Output the material below in full, exactly as it is.

***** ENTRIES PROVIDED *****

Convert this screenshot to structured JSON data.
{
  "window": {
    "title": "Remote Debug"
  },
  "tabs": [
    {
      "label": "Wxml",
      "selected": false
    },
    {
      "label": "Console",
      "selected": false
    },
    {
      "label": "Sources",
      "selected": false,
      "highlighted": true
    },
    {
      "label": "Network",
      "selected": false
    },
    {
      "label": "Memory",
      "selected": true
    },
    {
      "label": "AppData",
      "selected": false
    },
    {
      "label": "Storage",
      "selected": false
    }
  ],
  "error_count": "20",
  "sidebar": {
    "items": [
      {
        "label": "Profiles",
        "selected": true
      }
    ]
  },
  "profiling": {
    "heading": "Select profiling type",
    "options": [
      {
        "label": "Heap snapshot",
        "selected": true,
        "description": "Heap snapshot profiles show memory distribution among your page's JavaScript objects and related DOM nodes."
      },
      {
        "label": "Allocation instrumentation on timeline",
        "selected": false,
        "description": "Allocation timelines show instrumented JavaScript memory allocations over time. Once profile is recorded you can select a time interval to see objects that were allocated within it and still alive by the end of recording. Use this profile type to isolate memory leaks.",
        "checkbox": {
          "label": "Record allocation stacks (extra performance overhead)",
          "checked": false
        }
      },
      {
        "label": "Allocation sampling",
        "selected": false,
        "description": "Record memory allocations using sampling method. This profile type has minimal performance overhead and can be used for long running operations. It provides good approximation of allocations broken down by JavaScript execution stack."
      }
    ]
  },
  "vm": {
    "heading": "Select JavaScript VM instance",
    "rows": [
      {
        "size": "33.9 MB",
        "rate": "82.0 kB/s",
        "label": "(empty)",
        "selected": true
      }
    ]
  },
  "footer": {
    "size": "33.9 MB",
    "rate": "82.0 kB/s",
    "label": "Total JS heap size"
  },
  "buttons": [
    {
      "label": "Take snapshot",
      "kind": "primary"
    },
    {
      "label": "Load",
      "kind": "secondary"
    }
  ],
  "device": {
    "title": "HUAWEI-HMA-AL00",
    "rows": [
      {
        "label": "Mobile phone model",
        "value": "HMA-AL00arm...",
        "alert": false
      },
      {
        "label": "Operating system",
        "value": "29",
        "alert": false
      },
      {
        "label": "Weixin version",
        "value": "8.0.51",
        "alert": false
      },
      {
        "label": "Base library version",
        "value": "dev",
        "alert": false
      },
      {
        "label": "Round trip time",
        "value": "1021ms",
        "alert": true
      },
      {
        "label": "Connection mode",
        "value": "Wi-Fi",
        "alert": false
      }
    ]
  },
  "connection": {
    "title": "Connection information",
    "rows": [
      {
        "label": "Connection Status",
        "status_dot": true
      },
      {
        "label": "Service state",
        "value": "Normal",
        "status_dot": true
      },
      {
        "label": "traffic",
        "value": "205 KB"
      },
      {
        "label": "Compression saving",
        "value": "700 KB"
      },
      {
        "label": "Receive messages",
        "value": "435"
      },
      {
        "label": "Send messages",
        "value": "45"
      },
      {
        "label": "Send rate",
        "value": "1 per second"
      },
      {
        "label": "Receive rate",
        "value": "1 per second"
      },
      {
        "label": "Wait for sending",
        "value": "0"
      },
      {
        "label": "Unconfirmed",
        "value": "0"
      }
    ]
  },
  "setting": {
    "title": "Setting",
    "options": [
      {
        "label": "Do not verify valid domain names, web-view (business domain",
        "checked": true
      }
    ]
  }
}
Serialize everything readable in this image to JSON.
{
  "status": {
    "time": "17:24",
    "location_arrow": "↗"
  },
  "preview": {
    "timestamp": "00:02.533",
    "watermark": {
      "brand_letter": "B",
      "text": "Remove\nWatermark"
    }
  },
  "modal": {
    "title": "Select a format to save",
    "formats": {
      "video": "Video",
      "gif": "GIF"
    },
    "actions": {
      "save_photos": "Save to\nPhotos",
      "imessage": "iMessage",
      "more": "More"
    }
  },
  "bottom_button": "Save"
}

*****

> [FULL ANSWER]:
Convert this screenshot to structured JSON data.
{
  "window": {
    "title": "Remote Debug"
  },
  "tabs": [
    {
      "label": "Wxml",
      "selected": false
    },
    {
      "label": "Console",
      "selected": false
    },
    {
      "label": "Sources",
      "selected": false,
      "highlighted": true
    },
    {
      "label": "Network",
      "selected": false
    },
    {
      "label": "Memory",
      "selected": true
    },
    {
      "label": "AppData",
      "selected": false
    },
    {
      "label": "Storage",
      "selected": false
    }
  ],
  "error_count": "20",
  "sidebar": {
    "items": [
      {
        "label": "Profiles",
        "selected": true
      }
    ]
  },
  "profiling": {
    "heading": "Select profiling type",
    "options": [
      {
        "label": "Heap snapshot",
        "selected": true,
        "description": "Heap snapshot profiles show memory distribution among your page's JavaScript objects and related DOM nodes."
      },
      {
        "label": "Allocation instrumentation on timeline",
        "selected": false,
        "description": "Allocation timelines show instrumented JavaScript memory allocations over time. Once profile is recorded you can select a time interval to see objects that were allocated within it and still alive by the end of recording. Use this profile type to isolate memory leaks.",
        "checkbox": {
          "label": "Record allocation stacks (extra performance overhead)",
          "checked": false
        }
      },
      {
        "label": "Allocation sampling",
        "selected": false,
        "description": "Record memory allocations using sampling method. This profile type has minimal performance overhead and can be used for long running operations. It provides good approximation of allocations broken down by JavaScript execution stack."
      }
    ]
  },
  "vm": {
    "heading": "Select JavaScript VM instance",
    "rows": [
      {
        "size": "33.9 MB",
        "rate": "82.0 kB/s",
        "label": "(empty)",
        "selected": true
      }
    ]
  },
  "footer": {
    "size": "33.9 MB",
    "rate": "82.0 kB/s",
    "label": "Total JS heap size"
  },
  "buttons": [
    {
      "label": "Take snapshot",
      "kind": "primary"
    },
    {
      "label": "Load",
      "kind": "secondary"
    }
  ],
  "device": {
    "title": "HUAWEI-HMA-AL00",
    "rows": [
      {
        "label": "Mobile phone model",
        "value": "HMA-AL00arm...",
        "alert": false
      },
      {
        "label": "Operating system",
        "value": "29",
        "alert": false
      },
      {
        "label": "Weixin version",
        "value": "8.0.51",
        "alert": false
      },
      {
        "label": "Base library version",
        "value": "dev",
        "alert": false
      },
      {
        "label": "Round trip time",
        "value": "1021ms",
        "alert": true
      },
      {
        "label": "Connection mode",
        "value": "Wi-Fi",
        "alert": false
      }
    ]
  },
  "connection": {
    "title": "Connection information",
    "rows": [
      {
        "label": "Connection Status",
        "status_dot": true
      },
      {
        "label": "Service state",
        "value": "Normal",
        "status_dot": true
      },
      {
        "label": "traffic",
        "value": "205 KB"
      },
      {
        "label": "Compression saving",
        "value": "700 KB"
      },
      {
        "label": "Receive messages",
        "value": "435"
      },
      {
        "label": "Send messages",
        "value": "45"
      },
      {
        "label": "Send rate",
        "value": "1 per second"
      },
      {
        "label": "Receive rate",
        "value": "1 per second"
      },
      {
        "label": "Wait for sending",
        "value": "0"
      },
      {
        "label": "Unconfirmed",
        "value": "0"
      }
    ]
  },
  "setting": {
    "title": "Setting",
    "options": [
      {
        "label": "Do not verify valid domain names, web-view (business domain",
        "checked": true
      }
    ]
  }
}
Serialize everything readable in this image to JSON.
{
  "status": {
    "time": "17:24",
    "location_arrow": "↗"
  },
  "preview": {
    "timestamp": "00:02.533",
    "watermark": {
      "brand_letter": "B",
      "text": "Remove\nWatermark"
    }
  },
  "modal": {
    "title": "Select a format to save",
    "formats": {
      "video": "Video",
      "gif": "GIF"
    },
    "actions": {
      "save_photos": "Save to\nPhotos",
      "imessage": "iMessage",
      "more": "More"
    }
  },
  "bottom_button": "Save"
}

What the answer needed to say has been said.